>> Begin Information supplied

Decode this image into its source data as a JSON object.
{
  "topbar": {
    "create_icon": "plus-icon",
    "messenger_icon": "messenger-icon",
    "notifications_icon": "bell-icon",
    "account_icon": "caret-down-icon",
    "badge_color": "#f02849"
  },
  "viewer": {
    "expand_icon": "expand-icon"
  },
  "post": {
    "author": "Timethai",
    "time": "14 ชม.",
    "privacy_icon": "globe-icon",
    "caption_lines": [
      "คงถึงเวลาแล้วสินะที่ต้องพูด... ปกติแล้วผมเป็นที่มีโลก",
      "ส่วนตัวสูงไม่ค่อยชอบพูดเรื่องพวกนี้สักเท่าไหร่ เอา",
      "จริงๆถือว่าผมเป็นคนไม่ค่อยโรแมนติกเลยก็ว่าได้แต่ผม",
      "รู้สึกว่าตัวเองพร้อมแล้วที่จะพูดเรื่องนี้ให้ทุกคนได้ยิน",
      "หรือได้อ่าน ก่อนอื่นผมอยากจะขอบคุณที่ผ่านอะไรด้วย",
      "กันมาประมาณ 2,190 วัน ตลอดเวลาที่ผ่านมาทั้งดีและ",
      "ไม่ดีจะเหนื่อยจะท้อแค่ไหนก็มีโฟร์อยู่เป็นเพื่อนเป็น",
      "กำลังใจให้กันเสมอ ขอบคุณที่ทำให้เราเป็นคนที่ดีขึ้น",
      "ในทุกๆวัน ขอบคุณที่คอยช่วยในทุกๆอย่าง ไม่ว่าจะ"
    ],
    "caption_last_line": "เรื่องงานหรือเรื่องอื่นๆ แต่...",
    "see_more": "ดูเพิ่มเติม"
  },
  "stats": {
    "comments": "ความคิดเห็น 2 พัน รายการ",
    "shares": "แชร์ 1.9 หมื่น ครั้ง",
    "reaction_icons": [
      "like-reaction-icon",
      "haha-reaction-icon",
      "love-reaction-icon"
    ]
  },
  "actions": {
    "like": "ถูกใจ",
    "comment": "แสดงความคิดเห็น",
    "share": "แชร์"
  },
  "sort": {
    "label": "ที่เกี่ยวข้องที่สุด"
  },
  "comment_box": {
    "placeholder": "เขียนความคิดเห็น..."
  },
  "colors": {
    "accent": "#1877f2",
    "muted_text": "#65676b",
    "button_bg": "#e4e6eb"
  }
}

>> End Information supplied

* Instructions for the task
Write out all the records above again, exactly as they stand.

* Answer for the task
Decode this image into its source data as a JSON object.
{
  "topbar": {
    "create_icon": "plus-icon",
    "messenger_icon": "messenger-icon",
    "notifications_icon": "bell-icon",
    "account_icon": "caret-down-icon",
    "badge_color": "#f02849"
  },
  "viewer": {
    "expand_icon": "expand-icon"
  },
  "post": {
    "author": "Timethai",
    "time": "14 ชม.",
    "privacy_icon": "globe-icon",
    "caption_lines": [
      "คงถึงเวลาแล้วสินะที่ต้องพูด... ปกติแล้วผมเป็นที่มีโลก",
      "ส่วนตัวสูงไม่ค่อยชอบพูดเรื่องพวกนี้สักเท่าไหร่ เอา",
      "จริงๆถือว่าผมเป็นคนไม่ค่อยโรแมนติกเลยก็ว่าได้แต่ผม",
      "รู้สึกว่าตัวเองพร้อมแล้วที่จะพูดเรื่องนี้ให้ทุกคนได้ยิน",
      "หรือได้อ่าน ก่อนอื่นผมอยากจะขอบคุณที่ผ่านอะไรด้วย",
      "กันมาประมาณ 2,190 วัน ตลอดเวลาที่ผ่านมาทั้งดีและ",
      "ไม่ดีจะเหนื่อยจะท้อแค่ไหนก็มีโฟร์อยู่เป็นเพื่อนเป็น",
      "กำลังใจให้กันเสมอ ขอบคุณที่ทำให้เราเป็นคนที่ดีขึ้น",
      "ในทุกๆวัน ขอบคุณที่คอยช่วยในทุกๆอย่าง ไม่ว่าจะ"
    ],
    "caption_last_line": "เรื่องงานหรือเรื่องอื่นๆ แต่...",
    "see_more": "ดูเพิ่มเติม"
  },
  "stats": {
    "comments": "ความคิดเห็น 2 พัน รายการ",
    "shares": "แชร์ 1.9 หมื่น ครั้ง",
    "reaction_icons": [
      "like-reaction-icon",
      "haha-reaction-icon",
      "love-reaction-icon"
    ]
  },
  "actions": {
    "like": "ถูกใจ",
    "comment": "แสดงความคิดเห็น",
    "share": "แชร์"
  },
  "sort": {
    "label": "ที่เกี่ยวข้องที่สุด"
  },
  "comment_box": {
    "placeholder": "เขียนความคิดเห็น..."
  },
  "colors": {
    "accent": "#1877f2",
    "muted_text": "#65676b",
    "button_bg": "#e4e6eb"
  }
}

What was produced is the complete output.